Using the records provided below, locate and copy each line that contains the word "History".
BEGIN Input records
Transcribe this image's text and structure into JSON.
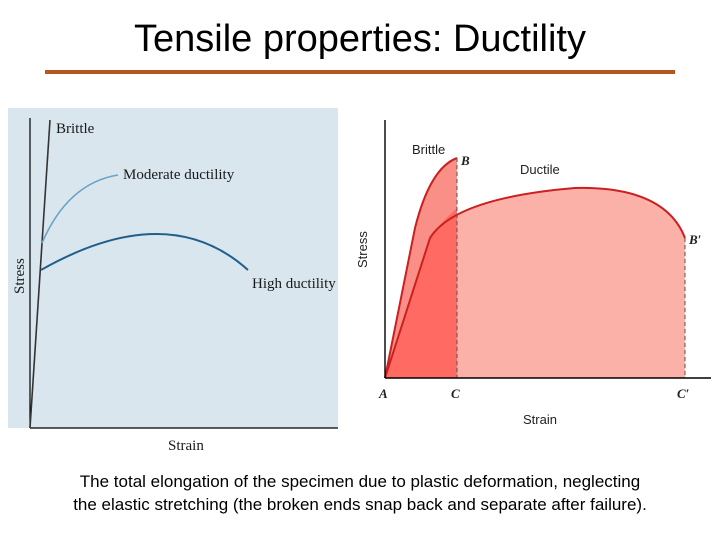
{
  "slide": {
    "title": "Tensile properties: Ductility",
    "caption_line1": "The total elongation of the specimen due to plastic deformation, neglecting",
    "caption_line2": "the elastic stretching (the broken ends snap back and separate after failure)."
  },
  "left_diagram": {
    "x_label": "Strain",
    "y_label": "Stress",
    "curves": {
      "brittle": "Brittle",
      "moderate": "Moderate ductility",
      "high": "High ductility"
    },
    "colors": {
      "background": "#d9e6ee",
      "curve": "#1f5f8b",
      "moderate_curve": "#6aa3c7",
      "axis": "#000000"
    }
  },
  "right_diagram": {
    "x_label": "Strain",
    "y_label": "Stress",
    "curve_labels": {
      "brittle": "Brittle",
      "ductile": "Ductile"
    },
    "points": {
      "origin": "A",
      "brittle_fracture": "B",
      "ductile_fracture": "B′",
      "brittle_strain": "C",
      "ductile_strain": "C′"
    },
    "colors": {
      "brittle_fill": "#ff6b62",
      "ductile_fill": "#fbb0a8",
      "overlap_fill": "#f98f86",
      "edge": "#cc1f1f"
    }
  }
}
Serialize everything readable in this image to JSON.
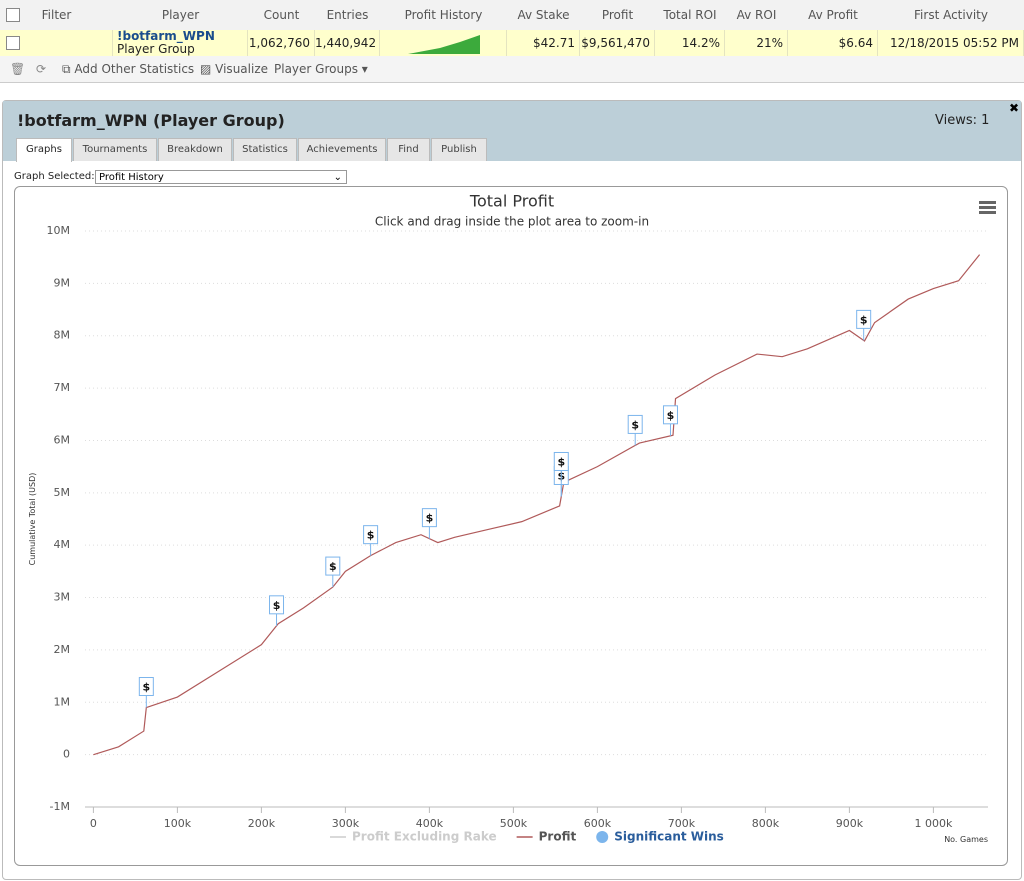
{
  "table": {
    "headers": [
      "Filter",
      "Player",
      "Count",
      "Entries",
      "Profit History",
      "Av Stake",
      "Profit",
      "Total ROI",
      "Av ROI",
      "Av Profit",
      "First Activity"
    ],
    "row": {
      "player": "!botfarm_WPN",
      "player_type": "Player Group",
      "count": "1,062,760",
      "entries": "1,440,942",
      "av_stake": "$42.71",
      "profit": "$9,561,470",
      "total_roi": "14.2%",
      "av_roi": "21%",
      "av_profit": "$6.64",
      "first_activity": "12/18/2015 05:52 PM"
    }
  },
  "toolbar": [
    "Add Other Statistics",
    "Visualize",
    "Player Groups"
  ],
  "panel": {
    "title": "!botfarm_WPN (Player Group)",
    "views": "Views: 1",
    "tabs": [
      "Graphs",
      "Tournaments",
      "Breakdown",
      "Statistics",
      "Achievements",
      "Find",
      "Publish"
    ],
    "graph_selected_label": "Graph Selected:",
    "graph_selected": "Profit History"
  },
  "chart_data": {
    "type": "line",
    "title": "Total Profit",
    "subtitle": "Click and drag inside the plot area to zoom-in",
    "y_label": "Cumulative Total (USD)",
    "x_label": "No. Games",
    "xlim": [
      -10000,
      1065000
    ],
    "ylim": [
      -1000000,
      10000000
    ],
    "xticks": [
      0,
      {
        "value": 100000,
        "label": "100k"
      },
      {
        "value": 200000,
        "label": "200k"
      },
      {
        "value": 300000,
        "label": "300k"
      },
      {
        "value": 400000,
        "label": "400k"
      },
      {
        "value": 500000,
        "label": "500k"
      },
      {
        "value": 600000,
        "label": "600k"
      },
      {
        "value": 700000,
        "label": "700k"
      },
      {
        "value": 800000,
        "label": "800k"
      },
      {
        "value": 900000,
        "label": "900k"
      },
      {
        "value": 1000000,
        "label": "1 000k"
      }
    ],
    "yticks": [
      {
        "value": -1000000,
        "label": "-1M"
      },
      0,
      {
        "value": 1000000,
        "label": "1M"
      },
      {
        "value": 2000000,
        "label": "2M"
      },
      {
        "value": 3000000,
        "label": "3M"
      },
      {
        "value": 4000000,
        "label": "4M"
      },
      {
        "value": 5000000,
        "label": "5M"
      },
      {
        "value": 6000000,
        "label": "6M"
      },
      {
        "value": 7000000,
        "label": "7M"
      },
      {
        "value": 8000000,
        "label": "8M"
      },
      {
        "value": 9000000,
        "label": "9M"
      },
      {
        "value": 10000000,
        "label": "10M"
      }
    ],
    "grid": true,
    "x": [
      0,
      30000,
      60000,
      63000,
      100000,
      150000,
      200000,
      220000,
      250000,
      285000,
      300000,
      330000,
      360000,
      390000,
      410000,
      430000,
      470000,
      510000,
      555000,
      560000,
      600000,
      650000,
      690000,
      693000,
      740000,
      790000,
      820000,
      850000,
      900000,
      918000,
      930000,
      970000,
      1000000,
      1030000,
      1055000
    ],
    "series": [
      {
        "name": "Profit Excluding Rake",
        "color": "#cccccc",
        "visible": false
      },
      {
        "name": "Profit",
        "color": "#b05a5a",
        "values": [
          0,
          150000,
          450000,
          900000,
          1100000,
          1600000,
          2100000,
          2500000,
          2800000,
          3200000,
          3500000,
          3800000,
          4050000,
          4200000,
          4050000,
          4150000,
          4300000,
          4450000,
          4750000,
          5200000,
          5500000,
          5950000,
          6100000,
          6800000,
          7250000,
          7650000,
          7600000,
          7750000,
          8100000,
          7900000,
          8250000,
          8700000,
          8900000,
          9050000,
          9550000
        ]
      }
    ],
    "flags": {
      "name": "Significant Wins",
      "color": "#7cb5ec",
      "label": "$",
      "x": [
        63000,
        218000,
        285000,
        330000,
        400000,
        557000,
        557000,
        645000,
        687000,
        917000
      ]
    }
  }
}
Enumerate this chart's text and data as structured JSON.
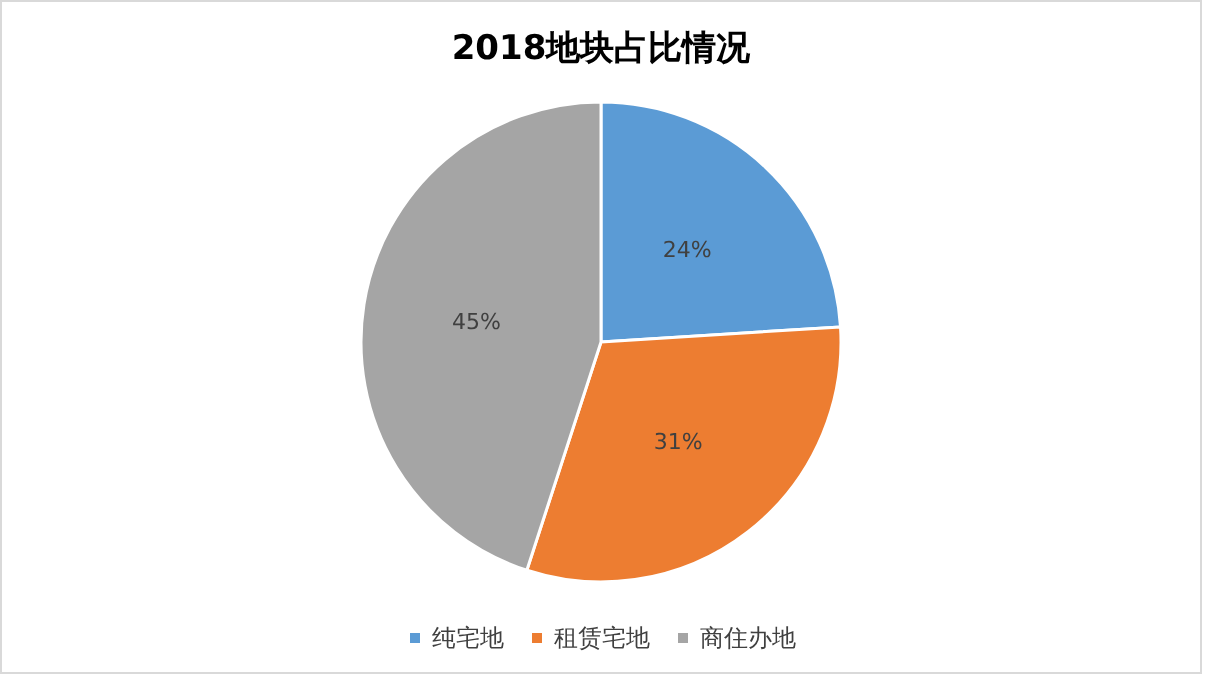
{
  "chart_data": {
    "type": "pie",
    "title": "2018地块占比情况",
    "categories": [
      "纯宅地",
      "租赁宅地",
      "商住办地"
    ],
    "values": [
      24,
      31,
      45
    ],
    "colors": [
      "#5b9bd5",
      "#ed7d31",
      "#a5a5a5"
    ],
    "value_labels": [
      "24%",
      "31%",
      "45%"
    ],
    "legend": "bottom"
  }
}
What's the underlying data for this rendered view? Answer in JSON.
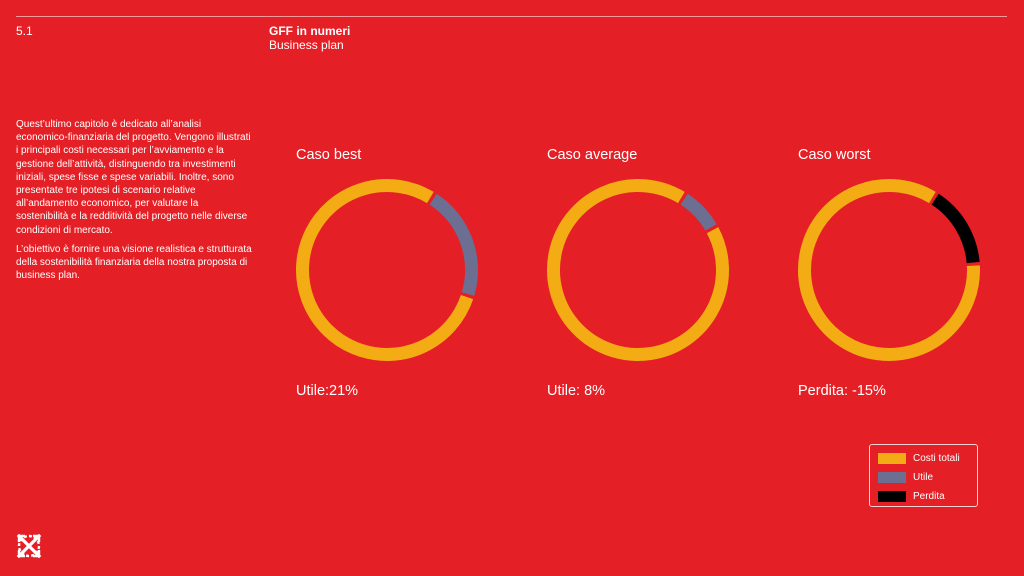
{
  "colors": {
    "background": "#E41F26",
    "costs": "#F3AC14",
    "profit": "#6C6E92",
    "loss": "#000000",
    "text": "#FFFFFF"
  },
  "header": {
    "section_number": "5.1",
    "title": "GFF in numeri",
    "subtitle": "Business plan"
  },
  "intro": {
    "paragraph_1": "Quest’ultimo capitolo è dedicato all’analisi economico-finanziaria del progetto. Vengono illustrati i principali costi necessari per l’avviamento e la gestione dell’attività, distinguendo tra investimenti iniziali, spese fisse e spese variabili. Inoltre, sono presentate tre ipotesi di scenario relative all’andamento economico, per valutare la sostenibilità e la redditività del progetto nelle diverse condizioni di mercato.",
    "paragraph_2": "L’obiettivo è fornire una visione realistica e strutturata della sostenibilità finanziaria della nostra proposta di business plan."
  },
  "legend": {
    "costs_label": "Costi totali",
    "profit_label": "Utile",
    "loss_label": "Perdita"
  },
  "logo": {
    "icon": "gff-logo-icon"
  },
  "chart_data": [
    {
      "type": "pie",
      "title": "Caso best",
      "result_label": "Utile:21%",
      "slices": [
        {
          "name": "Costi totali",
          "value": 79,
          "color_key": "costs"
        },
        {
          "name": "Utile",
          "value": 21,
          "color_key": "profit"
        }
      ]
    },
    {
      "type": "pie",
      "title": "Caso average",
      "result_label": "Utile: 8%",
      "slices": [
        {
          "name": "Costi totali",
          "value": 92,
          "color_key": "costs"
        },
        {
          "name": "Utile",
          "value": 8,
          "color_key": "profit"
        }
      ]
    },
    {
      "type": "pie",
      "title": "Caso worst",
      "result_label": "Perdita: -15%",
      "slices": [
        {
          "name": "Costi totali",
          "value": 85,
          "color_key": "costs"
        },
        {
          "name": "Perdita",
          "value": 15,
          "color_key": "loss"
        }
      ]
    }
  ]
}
END Input records
## Written reply
      "Profit History",
    "graph_selected": "Profit History"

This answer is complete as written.